● EXERCISE TASK 1
List every tensor that the NaN issue report names as having NaN values.
● EXERCISE TASK 2
In the NaN issue report, which test is given as an example of one where the inf/nan occurred?
● EXERCISE TASK 3
Pick up the issue report on NaN values in the TensorFlow tests after its final sentence.

● DOCUMENT
######

Open albertz opened 4 years ago
For reference, with debug_add_check_numerics_ops = True
:
InvalidArgumentError: optimize/gradients/lstm0_bw/rec/NativeLstm2_grad/GradOfNativeLstm2:0 : Tensor had NaN values
[[node add_check_numerics_ops/optimize/gradients/lstm0_bw/rec/NativeLstm2_grad/GradOfNativeLstm2_check_numerics (defined at /work/tools/asr/python/3.8.0_tf_1.15-generic+cuda10.1/lib/python3.8/site-packages/tensorflow_core/python/framework/ops.py:1748) ]]
Or:
InvalidArgumentError: optimize/gradients/output/rec/att/TensorArrayStack/TensorArrayGatherV3_grad/TensorArrayGrad/TensorArrayGradV3:1 : Tensor had NaN values
[[node add_check_numerics_ops/optimize/gradients/output/rec/att/TensorArrayStack/TensorArrayGatherV3_grad/TensorArrayGrad/TensorArrayGradV3_check_numerics (defined at /work/tools/asr/python/3.8.0_tf_1.15-generic+cuda10.1/lib/python3.8/site-packages/tensorflow_core/python/framework/ops.py:1748) ]]
Or:
InvalidArgumentError: optimize/gradients/output/rec/subnet_base/input_layers_moved_out/target_embed_ta_unstack/target_embed_ta_unstack/target_embed_ta_unstack_grad/TensorArrayGrad/TensorArrayGradV3:1 : Tensor had NaN values
Or:
InvalidArgumentError: optimize/gradients/conv1/convolution_grad/Conv2DBackpropFilter:0 : Tensor had NaN values
I just noticed that when I run python3 tests/test_TFEngine.py
(i.e. all the tests in there), sometimes I get inf/nan. This is with TF 1.15.2, CUDA 10.0, GTX 2070. It is not deterministic at all. Often it all runs through fine. Also when it occurs on some test (e.g. test_attention_train_then_search
), when I run this test specifically (via python3 tests/test_TFEngine.py test_attention_train_then_search
), it does not occur anymore. It seems important to run the whole test suite. Maybe the problem is only triggered that way, when there was already certain (other) usage of the GPU before.

######

● EXTRACTED INFORMATION
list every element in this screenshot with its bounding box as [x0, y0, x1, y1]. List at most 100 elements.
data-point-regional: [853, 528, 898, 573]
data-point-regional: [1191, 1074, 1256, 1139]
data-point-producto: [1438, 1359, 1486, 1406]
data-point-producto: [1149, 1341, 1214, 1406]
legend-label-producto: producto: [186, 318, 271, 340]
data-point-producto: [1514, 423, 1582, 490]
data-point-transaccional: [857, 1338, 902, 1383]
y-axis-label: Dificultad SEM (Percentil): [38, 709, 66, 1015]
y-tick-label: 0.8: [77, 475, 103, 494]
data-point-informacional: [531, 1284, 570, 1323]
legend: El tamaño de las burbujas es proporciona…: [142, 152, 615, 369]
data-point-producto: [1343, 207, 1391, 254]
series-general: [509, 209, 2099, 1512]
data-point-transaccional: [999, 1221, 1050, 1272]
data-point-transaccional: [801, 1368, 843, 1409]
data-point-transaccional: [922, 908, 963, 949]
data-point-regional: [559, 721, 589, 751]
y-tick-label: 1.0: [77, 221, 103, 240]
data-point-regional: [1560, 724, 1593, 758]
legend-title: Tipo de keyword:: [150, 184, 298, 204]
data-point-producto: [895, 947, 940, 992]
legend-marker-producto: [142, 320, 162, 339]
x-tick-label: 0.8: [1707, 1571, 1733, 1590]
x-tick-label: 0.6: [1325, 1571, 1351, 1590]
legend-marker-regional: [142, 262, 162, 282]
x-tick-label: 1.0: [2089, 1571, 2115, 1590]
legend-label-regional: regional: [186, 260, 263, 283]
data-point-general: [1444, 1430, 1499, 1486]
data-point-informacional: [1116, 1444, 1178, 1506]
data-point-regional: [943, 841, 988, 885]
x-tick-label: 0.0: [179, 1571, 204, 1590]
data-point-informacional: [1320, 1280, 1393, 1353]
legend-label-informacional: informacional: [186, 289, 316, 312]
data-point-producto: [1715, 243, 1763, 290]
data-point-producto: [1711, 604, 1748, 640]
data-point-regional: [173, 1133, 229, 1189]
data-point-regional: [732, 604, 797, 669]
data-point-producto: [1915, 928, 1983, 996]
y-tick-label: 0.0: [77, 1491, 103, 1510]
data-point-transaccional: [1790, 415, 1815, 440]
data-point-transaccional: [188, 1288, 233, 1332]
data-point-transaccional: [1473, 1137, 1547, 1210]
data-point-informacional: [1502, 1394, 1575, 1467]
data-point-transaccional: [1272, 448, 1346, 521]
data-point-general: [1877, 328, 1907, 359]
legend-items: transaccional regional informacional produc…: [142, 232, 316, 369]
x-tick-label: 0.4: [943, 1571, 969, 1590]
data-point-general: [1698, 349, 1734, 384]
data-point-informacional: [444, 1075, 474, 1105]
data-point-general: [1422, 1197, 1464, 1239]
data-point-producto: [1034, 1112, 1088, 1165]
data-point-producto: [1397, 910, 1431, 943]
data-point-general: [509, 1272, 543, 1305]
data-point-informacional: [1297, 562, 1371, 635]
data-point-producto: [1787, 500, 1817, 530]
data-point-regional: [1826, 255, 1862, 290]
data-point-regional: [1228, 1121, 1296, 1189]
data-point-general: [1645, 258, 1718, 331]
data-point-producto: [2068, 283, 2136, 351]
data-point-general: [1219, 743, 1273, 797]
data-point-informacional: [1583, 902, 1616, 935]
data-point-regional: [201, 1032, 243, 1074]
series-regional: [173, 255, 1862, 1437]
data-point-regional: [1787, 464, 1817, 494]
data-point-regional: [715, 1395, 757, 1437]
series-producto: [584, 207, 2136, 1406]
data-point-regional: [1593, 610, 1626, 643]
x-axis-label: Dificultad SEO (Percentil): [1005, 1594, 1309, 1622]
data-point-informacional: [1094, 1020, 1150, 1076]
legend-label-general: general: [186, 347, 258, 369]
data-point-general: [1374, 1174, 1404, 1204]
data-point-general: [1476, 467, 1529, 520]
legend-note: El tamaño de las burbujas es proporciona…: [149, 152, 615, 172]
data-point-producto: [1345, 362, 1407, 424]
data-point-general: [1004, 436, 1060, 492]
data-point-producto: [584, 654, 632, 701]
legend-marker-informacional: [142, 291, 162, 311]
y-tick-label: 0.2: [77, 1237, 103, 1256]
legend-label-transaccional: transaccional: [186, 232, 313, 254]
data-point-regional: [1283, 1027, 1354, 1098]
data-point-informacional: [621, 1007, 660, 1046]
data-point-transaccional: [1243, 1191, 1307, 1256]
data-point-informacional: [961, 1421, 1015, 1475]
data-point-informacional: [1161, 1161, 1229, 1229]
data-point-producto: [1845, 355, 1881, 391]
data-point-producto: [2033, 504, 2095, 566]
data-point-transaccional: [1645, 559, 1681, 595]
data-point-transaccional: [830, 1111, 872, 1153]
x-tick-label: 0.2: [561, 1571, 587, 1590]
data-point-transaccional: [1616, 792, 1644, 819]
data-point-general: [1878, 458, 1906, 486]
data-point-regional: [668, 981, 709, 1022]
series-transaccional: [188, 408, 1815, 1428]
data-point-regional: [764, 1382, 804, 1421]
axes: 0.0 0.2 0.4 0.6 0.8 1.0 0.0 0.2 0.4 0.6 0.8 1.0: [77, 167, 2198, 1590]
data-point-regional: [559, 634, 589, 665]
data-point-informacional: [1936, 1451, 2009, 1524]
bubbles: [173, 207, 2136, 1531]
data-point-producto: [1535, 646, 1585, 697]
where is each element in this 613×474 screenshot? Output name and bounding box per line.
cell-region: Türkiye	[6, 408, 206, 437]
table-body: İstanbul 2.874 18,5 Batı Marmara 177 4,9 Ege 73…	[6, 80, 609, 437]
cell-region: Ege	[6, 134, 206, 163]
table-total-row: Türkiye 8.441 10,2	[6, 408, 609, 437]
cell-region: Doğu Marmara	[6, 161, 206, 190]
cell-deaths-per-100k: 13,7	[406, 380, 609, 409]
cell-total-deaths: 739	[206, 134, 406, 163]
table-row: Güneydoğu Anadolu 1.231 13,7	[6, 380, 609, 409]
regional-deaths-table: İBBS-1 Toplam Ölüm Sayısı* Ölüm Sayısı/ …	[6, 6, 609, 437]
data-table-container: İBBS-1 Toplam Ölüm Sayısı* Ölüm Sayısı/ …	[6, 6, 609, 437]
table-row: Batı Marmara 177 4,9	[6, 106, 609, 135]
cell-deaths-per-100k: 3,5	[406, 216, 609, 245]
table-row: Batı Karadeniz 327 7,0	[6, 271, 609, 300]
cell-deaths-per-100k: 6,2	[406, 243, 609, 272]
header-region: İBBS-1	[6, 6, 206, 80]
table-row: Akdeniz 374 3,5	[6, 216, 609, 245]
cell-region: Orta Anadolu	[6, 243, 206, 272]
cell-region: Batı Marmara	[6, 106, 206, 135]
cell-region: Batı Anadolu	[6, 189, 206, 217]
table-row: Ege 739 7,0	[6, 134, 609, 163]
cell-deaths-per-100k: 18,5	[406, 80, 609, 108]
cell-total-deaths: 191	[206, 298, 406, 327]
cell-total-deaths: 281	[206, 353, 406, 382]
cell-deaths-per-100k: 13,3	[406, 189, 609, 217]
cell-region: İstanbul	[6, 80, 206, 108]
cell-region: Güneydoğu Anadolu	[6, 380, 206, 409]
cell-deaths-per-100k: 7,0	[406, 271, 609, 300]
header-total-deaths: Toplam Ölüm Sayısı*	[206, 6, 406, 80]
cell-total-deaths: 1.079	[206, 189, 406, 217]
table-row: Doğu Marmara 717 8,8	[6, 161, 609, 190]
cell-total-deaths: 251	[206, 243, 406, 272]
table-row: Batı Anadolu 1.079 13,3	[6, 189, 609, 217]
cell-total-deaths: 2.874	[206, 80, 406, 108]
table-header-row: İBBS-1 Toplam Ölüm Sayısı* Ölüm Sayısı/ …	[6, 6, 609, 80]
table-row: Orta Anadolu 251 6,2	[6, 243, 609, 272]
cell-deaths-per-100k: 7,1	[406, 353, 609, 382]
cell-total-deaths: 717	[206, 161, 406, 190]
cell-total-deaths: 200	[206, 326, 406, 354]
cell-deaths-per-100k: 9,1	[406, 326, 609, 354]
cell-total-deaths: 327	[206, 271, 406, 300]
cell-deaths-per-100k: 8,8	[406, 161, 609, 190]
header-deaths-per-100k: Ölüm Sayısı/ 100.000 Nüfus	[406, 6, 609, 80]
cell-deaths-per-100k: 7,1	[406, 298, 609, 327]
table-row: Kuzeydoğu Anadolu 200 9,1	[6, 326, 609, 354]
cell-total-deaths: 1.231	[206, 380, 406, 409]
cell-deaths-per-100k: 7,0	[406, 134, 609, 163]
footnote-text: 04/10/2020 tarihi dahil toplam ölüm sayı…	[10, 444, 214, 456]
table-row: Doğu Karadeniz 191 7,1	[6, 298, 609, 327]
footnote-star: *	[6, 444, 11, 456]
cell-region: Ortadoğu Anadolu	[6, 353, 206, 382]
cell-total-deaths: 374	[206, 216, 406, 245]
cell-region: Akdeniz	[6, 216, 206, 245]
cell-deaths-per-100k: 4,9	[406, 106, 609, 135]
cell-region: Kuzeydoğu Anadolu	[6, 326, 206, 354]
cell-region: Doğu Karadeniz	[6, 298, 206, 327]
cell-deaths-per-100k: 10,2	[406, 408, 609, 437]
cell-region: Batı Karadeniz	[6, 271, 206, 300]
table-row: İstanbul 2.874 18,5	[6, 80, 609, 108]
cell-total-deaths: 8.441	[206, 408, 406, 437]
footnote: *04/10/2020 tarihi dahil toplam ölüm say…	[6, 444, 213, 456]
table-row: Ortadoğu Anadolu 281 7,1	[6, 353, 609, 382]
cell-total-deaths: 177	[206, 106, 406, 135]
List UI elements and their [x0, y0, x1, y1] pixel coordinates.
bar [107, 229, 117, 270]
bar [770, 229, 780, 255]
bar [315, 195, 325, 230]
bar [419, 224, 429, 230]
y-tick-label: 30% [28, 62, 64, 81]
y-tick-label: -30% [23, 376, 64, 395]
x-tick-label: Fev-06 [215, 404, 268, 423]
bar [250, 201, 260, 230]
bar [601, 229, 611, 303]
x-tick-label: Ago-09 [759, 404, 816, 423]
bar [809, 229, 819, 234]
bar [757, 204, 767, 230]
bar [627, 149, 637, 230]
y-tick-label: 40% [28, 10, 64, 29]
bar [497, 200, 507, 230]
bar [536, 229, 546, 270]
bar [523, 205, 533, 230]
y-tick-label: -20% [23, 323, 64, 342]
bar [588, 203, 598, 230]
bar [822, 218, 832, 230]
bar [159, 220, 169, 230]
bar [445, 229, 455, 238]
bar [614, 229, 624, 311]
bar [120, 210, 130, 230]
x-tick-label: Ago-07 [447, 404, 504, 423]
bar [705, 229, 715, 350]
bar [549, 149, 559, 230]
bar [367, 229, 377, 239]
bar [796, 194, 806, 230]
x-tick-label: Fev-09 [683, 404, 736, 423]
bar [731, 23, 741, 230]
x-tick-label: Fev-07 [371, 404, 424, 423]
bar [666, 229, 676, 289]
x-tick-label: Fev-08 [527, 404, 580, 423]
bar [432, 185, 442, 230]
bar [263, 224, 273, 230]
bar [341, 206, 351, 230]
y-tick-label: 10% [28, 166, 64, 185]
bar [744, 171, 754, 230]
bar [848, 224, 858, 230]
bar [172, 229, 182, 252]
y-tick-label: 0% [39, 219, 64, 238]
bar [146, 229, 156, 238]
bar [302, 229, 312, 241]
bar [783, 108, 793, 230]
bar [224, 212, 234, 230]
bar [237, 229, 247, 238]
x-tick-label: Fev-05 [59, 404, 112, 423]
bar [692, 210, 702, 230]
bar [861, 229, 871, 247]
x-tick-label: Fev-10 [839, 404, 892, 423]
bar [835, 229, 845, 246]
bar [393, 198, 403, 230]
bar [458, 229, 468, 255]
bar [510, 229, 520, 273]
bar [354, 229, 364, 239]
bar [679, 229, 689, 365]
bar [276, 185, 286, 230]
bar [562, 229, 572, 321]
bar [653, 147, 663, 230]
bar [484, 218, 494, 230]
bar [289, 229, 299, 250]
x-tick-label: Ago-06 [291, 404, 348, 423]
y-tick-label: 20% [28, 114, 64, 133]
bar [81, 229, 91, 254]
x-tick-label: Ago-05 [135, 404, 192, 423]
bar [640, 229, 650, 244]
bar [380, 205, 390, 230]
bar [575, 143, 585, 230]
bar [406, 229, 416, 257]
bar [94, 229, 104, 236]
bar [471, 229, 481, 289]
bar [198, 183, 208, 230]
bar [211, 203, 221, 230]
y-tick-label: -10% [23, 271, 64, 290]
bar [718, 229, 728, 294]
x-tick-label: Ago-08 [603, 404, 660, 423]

######

● RIGHT ANSWER 1
- optimize/gradients/lstm0_bw/rec/NativeLstm2_grad/GradOfNativeLstm2:0
- optimize/gradients/output/rec/att/TensorArrayStack/TensorArrayGatherV3_grad/TensorArrayGrad/TensorArrayGradV3:1
- optimize/gradients/output/rec/subnet_base/input_layers_moved_out/target_embed_ta_unstack/target_embed_ta_unstack/target_embed_ta_unstack_grad/TensorArrayGrad/TensorArrayGradV3:1
- optimize/gradients/conv1/convolution_grad/Conv2DBackpropFilter:0

● RIGHT ANSWER 2
test_attention_train_then_search

● RIGHT ANSWER 3
@critias @pavelgolik maybe you can also try to run that? At least it is some way of test.
python3 tests/test_TFEngine.py test_rec_subnet_train_t3d_simple
can reproduce it (sometimes, actually quite rarely, maybe in 2% of the cases, so run in maybe 100 times to get the error), and that is even with TF 1.14, CUDA 10.1. It might be much more rare than with TF 1.15. Not really sure... (This is not at i6 but some own private env.)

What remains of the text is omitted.